◆ Stated task ◆
The records below must be output exactly, without pictures.
☆ ☆ ☆
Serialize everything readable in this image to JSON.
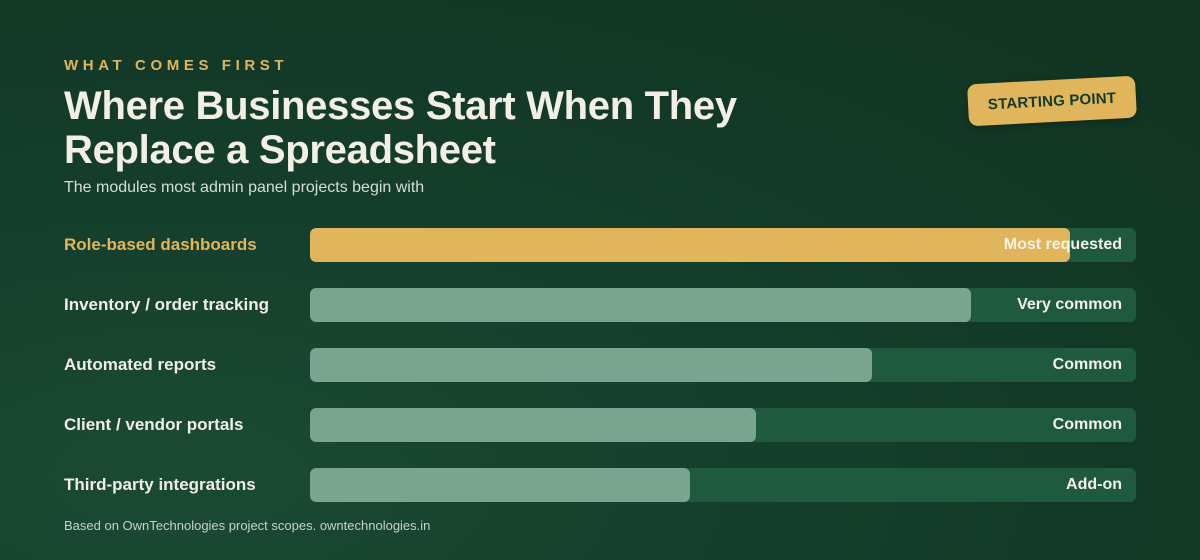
{
  "header": {
    "eyebrow": "WHAT COMES FIRST",
    "title": "Where Businesses Start When They Replace a Spreadsheet",
    "subtitle": "The modules most admin panel projects begin with",
    "badge": "STARTING POINT"
  },
  "footnote": "Based on OwnTechnologies project scopes. owntechnologies.in",
  "colors": {
    "background": "#123826",
    "accent": "#e0b55b",
    "bar_fill": "#7aa390",
    "bar_track": "#1f5a3e",
    "text": "#f3efe4"
  },
  "chart_data": {
    "type": "bar",
    "orientation": "horizontal",
    "categories": [
      "Role-based dashboards",
      "Inventory / order tracking",
      "Automated reports",
      "Client / vendor portals",
      "Third-party integrations"
    ],
    "values": [
      92,
      80,
      68,
      54,
      46
    ],
    "value_labels": [
      "Most requested",
      "Very common",
      "Common",
      "Common",
      "Add-on"
    ],
    "highlighted_index": 0,
    "xlim": [
      0,
      100
    ],
    "title": "Where Businesses Start When They Replace a Spreadsheet",
    "subtitle": "The modules most admin panel projects begin with",
    "grid": false
  }
}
☆ ☆ ☆
◆ Result ◆
Serialize everything readable in this image to JSON.
{
  "header": {
    "eyebrow": "WHAT COMES FIRST",
    "title": "Where Businesses Start When They Replace a Spreadsheet",
    "subtitle": "The modules most admin panel projects begin with",
    "badge": "STARTING POINT"
  },
  "footnote": "Based on OwnTechnologies project scopes. owntechnologies.in",
  "colors": {
    "background": "#123826",
    "accent": "#e0b55b",
    "bar_fill": "#7aa390",
    "bar_track": "#1f5a3e",
    "text": "#f3efe4"
  },
  "chart_data": {
    "type": "bar",
    "orientation": "horizontal",
    "categories": [
      "Role-based dashboards",
      "Inventory / order tracking",
      "Automated reports",
      "Client / vendor portals",
      "Third-party integrations"
    ],
    "values": [
      92,
      80,
      68,
      54,
      46
    ],
    "value_labels": [
      "Most requested",
      "Very common",
      "Common",
      "Common",
      "Add-on"
    ],
    "highlighted_index": 0,
    "xlim": [
      0,
      100
    ],
    "title": "Where Businesses Start When They Replace a Spreadsheet",
    "subtitle": "The modules most admin panel projects begin with",
    "grid": false
  }
}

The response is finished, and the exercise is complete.